**GIVEN TASK:** Across the entries below, how many lines contain the word "open"? Give the number alone.

Start

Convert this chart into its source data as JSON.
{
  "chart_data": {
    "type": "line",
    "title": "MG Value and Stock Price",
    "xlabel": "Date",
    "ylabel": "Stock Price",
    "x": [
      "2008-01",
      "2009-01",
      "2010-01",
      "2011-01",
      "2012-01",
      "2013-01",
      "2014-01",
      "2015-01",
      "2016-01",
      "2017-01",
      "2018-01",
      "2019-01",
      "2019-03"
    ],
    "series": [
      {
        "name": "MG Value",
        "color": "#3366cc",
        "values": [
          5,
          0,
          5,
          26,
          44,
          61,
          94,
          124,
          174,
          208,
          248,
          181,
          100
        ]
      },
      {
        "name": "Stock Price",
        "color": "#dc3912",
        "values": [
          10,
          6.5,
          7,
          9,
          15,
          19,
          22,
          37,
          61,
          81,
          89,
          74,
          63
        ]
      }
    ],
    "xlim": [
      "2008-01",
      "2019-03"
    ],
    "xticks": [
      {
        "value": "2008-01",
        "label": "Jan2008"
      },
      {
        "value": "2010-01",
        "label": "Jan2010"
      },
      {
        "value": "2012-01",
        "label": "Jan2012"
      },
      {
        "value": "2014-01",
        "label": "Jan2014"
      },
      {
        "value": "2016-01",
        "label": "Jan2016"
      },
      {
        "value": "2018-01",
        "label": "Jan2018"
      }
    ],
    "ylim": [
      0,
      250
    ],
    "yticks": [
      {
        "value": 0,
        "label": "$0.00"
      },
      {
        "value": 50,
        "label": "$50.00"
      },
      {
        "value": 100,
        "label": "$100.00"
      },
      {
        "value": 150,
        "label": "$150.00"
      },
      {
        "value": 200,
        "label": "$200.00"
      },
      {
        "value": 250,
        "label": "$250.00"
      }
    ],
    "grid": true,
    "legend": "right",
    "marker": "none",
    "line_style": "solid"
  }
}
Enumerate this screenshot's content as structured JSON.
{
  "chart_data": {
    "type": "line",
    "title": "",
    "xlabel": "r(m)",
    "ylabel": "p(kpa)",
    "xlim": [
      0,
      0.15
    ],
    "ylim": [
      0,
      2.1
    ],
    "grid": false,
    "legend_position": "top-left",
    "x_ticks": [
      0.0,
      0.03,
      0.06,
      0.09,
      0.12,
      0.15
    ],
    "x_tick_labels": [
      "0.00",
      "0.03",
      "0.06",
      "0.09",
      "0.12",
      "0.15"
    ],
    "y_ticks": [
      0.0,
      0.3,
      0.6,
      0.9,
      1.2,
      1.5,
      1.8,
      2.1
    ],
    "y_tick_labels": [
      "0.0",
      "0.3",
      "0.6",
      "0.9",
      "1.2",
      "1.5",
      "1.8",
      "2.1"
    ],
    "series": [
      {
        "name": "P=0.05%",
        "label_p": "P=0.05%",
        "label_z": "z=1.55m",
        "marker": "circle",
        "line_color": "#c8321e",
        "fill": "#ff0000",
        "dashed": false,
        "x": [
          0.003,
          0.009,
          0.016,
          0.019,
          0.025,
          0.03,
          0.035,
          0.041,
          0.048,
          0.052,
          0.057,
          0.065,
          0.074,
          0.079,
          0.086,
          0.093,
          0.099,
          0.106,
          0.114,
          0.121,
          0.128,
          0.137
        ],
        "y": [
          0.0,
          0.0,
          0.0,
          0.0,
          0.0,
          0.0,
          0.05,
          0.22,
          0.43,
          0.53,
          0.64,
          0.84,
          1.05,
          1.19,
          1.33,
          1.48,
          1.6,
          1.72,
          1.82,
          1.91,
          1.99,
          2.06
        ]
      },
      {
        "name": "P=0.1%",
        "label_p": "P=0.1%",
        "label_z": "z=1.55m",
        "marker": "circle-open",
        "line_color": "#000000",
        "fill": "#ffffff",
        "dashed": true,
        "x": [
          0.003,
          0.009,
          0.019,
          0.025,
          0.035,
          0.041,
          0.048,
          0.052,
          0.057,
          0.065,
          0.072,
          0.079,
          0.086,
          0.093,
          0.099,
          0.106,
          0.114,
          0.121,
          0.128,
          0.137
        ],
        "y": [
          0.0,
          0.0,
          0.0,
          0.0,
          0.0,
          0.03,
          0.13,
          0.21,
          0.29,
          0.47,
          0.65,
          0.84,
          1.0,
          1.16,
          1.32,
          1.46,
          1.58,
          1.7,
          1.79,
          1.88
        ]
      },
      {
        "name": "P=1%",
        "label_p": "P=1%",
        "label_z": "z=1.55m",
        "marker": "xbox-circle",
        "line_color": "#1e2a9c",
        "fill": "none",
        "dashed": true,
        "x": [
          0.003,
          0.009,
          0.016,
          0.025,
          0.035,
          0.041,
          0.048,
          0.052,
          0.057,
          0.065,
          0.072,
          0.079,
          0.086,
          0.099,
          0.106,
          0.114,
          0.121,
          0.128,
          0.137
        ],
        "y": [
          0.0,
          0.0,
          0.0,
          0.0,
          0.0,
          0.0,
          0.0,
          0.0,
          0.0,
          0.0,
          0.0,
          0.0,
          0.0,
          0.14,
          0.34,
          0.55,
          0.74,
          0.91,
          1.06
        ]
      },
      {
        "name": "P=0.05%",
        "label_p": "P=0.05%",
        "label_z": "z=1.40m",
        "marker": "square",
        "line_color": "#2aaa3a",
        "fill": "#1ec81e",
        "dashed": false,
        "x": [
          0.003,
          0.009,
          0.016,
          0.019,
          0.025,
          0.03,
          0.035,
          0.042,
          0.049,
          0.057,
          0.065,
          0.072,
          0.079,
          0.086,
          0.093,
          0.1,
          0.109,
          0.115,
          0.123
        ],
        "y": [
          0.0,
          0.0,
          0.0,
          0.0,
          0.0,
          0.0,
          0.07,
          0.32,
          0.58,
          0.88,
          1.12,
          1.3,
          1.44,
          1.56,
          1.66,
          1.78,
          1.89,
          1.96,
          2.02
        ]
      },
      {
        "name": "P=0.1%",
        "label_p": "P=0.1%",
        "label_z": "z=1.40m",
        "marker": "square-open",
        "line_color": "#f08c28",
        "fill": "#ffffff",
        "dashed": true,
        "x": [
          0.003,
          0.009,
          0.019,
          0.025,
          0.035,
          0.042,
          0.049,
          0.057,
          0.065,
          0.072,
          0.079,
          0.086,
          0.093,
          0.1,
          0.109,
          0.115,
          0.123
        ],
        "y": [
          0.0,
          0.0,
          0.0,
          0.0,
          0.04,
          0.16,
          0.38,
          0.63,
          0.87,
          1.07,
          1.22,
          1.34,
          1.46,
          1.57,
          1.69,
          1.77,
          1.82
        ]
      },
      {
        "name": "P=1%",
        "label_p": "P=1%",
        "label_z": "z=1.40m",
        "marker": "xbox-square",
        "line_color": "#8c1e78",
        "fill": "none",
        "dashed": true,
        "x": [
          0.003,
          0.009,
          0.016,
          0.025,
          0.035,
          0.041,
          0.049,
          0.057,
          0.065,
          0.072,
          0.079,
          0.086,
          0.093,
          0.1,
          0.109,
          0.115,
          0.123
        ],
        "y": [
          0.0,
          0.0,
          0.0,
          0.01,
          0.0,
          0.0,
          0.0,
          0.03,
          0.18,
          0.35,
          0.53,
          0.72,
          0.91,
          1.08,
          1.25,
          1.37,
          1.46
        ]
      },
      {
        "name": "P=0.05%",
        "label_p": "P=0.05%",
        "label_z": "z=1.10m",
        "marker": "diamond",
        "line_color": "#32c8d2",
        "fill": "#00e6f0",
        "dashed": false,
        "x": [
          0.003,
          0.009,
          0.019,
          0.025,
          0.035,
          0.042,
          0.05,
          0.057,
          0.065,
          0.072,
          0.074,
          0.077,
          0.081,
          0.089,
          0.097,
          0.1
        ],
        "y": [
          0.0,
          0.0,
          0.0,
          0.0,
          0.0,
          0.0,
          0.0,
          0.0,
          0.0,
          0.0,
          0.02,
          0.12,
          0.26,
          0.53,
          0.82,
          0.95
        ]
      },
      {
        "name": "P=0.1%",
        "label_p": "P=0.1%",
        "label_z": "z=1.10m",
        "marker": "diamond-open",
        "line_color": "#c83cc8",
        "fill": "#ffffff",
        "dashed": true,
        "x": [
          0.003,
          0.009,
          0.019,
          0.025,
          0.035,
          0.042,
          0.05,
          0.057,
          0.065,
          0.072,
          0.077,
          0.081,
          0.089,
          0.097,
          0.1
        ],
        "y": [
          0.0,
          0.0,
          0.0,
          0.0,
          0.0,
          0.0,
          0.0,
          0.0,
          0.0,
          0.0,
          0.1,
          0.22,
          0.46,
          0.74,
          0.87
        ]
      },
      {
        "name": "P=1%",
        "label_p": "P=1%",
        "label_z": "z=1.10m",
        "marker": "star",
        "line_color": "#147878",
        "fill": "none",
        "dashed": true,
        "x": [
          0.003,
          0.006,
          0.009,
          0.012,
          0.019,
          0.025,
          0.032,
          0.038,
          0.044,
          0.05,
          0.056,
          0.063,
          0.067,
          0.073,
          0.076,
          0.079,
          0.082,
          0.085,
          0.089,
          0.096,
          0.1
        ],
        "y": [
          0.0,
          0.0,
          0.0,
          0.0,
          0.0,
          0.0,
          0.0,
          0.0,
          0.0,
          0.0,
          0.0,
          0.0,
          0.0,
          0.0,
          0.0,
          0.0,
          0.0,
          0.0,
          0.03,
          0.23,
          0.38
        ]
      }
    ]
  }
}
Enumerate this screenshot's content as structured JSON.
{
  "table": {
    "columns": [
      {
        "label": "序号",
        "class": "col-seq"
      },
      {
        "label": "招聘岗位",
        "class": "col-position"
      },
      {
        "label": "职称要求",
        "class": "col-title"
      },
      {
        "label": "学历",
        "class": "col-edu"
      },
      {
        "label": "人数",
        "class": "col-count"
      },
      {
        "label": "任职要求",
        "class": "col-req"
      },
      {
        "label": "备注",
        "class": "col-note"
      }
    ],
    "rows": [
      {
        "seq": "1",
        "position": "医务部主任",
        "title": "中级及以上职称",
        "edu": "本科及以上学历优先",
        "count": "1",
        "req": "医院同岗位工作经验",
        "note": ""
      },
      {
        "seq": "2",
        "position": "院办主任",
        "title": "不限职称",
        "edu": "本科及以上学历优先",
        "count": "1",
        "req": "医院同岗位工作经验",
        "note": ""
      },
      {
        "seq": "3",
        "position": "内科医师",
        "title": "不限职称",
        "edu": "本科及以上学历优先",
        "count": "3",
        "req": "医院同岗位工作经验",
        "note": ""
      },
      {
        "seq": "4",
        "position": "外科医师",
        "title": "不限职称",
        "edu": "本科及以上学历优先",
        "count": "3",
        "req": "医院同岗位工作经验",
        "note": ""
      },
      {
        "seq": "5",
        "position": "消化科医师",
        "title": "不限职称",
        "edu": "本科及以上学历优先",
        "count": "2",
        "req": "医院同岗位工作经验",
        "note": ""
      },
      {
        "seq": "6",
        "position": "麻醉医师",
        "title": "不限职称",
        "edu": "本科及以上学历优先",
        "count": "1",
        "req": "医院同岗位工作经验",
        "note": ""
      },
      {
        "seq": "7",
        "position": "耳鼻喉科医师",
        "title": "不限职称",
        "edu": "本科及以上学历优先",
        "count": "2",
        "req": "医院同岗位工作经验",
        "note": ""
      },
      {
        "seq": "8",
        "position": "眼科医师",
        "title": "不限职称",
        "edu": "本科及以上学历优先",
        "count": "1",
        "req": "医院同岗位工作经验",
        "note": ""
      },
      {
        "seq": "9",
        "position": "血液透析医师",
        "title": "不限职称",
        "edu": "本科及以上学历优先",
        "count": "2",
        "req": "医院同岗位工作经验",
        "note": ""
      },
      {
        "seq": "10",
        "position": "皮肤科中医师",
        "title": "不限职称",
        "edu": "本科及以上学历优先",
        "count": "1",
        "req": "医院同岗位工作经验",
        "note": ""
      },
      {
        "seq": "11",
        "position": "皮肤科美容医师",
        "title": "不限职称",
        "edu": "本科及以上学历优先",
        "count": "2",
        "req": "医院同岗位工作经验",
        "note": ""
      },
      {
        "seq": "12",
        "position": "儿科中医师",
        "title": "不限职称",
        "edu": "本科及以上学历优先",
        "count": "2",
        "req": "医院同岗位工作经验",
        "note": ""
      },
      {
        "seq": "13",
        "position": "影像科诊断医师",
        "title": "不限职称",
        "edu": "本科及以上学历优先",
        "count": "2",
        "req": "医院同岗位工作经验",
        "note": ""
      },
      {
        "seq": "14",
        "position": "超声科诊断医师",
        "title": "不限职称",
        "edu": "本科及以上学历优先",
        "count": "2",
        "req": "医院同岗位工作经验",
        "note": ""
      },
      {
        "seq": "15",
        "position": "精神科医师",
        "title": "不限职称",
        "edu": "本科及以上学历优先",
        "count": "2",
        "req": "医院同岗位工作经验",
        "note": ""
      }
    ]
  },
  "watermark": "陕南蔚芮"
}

End

**ANSWER FOR THE TASK:** 3